:: Data items ::
[Start]

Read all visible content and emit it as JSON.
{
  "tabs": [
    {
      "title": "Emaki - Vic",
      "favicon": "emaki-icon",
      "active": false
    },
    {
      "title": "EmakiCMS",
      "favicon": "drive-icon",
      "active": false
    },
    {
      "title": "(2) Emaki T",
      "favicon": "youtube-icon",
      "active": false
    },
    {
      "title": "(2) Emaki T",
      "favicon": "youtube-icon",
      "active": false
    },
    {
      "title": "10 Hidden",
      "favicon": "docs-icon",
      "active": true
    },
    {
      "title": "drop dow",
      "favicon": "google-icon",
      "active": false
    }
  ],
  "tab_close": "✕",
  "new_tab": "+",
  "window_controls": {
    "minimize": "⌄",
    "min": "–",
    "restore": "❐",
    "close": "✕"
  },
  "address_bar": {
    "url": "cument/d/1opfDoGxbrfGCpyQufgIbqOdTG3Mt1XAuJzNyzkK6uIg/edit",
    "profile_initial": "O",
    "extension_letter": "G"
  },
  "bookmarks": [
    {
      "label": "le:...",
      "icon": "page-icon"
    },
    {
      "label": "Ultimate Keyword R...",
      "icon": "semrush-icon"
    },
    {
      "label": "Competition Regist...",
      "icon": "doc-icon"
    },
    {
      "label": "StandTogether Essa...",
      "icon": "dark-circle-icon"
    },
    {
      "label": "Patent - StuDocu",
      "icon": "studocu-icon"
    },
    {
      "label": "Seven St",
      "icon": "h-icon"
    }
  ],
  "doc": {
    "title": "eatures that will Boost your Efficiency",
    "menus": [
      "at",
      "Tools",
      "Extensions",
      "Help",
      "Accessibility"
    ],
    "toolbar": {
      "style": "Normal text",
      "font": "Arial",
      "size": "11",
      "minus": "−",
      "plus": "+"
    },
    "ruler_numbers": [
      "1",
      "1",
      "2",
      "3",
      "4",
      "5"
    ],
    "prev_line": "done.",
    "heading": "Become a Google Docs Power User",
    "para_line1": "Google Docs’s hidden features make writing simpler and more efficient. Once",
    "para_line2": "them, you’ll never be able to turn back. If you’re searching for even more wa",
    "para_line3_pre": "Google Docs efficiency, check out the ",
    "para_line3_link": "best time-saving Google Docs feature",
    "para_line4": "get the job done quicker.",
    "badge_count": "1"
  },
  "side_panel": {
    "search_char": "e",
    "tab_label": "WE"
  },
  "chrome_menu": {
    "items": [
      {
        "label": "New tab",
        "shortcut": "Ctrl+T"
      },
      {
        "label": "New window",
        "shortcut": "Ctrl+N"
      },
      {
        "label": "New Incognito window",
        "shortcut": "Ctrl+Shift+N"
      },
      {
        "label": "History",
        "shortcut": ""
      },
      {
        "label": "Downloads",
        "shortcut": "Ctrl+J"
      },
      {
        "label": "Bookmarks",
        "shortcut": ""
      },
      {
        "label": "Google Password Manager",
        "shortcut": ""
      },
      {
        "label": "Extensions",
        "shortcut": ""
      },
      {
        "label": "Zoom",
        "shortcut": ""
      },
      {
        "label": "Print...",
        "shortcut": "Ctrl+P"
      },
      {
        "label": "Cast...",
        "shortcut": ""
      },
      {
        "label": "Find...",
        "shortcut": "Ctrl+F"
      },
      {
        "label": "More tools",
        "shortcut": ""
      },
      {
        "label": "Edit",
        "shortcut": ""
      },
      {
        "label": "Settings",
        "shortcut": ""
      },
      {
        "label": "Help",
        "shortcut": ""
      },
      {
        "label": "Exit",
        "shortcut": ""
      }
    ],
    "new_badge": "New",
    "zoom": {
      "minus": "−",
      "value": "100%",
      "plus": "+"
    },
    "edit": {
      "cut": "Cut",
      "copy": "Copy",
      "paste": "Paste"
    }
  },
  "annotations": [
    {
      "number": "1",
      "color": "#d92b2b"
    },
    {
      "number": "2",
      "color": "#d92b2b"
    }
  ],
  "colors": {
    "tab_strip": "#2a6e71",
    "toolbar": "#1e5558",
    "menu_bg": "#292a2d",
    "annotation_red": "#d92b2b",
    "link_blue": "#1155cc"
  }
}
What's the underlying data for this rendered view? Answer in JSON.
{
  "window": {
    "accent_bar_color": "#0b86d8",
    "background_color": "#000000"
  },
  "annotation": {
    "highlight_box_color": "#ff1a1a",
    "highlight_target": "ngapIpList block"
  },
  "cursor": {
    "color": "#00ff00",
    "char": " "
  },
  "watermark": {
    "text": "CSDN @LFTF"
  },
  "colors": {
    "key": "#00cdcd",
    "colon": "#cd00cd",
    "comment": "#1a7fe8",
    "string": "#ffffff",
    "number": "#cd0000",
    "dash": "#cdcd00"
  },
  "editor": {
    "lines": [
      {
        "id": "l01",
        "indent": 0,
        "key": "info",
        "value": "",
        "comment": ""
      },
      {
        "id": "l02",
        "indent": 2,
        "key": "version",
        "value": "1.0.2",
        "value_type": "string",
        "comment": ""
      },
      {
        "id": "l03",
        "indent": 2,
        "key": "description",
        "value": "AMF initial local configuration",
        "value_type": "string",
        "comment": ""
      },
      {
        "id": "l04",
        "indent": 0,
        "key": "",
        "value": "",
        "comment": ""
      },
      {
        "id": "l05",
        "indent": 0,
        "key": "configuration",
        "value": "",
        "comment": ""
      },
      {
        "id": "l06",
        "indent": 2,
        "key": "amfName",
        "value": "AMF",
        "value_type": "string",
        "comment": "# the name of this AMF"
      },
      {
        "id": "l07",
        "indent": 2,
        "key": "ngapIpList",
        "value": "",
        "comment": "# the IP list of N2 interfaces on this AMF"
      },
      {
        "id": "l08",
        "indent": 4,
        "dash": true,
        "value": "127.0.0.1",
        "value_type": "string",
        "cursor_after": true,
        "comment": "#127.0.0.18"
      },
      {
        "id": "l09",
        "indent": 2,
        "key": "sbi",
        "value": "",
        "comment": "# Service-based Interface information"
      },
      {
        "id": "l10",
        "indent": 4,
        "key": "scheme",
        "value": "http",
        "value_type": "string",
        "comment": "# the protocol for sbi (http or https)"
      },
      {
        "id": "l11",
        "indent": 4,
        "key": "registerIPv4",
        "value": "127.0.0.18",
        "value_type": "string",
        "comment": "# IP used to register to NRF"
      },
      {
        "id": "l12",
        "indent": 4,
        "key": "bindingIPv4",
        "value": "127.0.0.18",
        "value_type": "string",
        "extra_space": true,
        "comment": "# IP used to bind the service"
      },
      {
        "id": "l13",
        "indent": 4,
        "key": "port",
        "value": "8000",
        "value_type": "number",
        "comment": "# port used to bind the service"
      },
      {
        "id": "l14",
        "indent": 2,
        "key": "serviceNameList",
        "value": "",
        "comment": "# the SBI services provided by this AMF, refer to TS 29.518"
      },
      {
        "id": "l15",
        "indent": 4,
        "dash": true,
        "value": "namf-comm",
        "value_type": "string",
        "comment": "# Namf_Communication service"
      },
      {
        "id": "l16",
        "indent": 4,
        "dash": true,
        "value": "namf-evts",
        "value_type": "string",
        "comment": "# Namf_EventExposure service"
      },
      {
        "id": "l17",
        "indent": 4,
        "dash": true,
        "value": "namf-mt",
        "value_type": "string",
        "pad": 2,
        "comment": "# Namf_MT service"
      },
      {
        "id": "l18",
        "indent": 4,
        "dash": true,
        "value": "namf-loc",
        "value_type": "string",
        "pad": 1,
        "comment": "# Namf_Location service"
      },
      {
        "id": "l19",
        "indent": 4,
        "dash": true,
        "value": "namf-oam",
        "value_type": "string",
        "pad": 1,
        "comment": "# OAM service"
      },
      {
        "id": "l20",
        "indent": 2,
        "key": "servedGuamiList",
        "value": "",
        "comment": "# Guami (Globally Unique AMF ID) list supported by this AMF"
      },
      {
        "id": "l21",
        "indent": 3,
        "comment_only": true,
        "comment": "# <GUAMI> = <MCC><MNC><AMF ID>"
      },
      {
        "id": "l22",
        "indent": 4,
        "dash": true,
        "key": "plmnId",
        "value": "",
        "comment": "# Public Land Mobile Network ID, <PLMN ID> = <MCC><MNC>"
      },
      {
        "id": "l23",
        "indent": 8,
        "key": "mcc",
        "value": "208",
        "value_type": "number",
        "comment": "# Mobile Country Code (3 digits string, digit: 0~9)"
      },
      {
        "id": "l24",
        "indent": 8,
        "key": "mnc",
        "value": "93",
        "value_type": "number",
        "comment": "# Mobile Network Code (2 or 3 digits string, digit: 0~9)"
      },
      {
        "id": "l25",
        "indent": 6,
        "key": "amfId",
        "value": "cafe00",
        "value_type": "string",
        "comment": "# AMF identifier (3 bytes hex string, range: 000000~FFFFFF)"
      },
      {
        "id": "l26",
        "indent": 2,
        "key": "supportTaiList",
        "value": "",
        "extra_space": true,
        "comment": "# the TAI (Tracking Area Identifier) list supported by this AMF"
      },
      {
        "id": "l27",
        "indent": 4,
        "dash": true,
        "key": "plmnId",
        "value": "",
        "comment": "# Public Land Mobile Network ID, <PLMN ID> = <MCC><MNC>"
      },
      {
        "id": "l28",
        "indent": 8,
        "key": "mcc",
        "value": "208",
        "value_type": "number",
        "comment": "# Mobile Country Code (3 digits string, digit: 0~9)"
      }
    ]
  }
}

[End]

:: Stated problem ::
Give only the count of lines in the data that include the string "ngapIpList".

:: Finished task ::
2